• [Aim of the exercise]: Provide an exact reproduction of every entry.

• [Data in this exercise]:
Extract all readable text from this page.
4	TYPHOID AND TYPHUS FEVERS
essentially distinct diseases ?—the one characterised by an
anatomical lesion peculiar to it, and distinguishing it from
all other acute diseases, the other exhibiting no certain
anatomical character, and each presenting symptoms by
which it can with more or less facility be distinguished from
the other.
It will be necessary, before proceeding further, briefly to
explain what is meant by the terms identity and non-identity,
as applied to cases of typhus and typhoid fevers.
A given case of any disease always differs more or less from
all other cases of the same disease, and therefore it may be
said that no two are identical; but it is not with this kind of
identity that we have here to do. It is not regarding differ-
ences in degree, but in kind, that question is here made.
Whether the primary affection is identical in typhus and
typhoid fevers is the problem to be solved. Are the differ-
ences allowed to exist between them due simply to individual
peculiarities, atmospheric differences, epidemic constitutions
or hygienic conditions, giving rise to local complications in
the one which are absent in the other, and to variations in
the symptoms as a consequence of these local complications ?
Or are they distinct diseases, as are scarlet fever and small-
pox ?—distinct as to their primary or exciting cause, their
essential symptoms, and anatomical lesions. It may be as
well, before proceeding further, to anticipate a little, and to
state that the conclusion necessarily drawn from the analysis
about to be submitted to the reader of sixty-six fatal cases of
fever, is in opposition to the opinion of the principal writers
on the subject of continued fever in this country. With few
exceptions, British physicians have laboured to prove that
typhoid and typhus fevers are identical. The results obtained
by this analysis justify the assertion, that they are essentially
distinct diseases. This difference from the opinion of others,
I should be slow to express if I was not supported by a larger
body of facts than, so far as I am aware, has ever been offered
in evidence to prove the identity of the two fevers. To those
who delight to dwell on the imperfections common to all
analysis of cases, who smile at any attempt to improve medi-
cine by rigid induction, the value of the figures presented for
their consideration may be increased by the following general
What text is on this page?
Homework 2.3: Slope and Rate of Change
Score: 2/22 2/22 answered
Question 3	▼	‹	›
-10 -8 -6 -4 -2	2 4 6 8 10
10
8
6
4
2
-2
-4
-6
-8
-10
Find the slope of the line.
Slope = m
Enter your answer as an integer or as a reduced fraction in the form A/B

• [The result]:
Extract all readable text from this page.
4	TYPHOID AND TYPHUS FEVERS
essentially distinct diseases ?—the one characterised by an
anatomical lesion peculiar to it, and distinguishing it from
all other acute diseases, the other exhibiting no certain
anatomical character, and each presenting symptoms by
which it can with more or less facility be distinguished from
the other.
It will be necessary, before proceeding further, briefly to
explain what is meant by the terms identity and non-identity,
as applied to cases of typhus and typhoid fevers.
A given case of any disease always differs more or less from
all other cases of the same disease, and therefore it may be
said that no two are identical; but it is not with this kind of
identity that we have here to do. It is not regarding differ-
ences in degree, but in kind, that question is here made.
Whether the primary affection is identical in typhus and
typhoid fevers is the problem to be solved. Are the differ-
ences allowed to exist between them due simply to individual
peculiarities, atmospheric differences, epidemic constitutions
or hygienic conditions, giving rise to local complications in
the one which are absent in the other, and to variations in
the symptoms as a consequence of these local complications ?
Or are they distinct diseases, as are scarlet fever and small-
pox ?—distinct as to their primary or exciting cause, their
essential symptoms, and anatomical lesions. It may be as
well, before proceeding further, to anticipate a little, and to
state that the conclusion necessarily drawn from the analysis
about to be submitted to the reader of sixty-six fatal cases of
fever, is in opposition to the opinion of the principal writers
on the subject of continued fever in this country. With few
exceptions, British physicians have laboured to prove that
typhoid and typhus fevers are identical. The results obtained
by this analysis justify the assertion, that they are essentially
distinct diseases. This difference from the opinion of others,
I should be slow to express if I was not supported by a larger
body of facts than, so far as I am aware, has ever been offered
in evidence to prove the identity of the two fevers. To those
who delight to dwell on the imperfections common to all
analysis of cases, who smile at any attempt to improve medi-
cine by rigid induction, the value of the figures presented for
their consideration may be increased by the following general
What text is on this page?
Homework 2.3: Slope and Rate of Change
Score: 2/22 2/22 answered
Question 3	▼	‹	›
-10 -8 -6 -4 -2	2 4 6 8 10
10
8
6
4
2
-2
-4
-6
-8
-10
Find the slope of the line.
Slope = m
Enter your answer as an integer or as a reduced fraction in the form A/B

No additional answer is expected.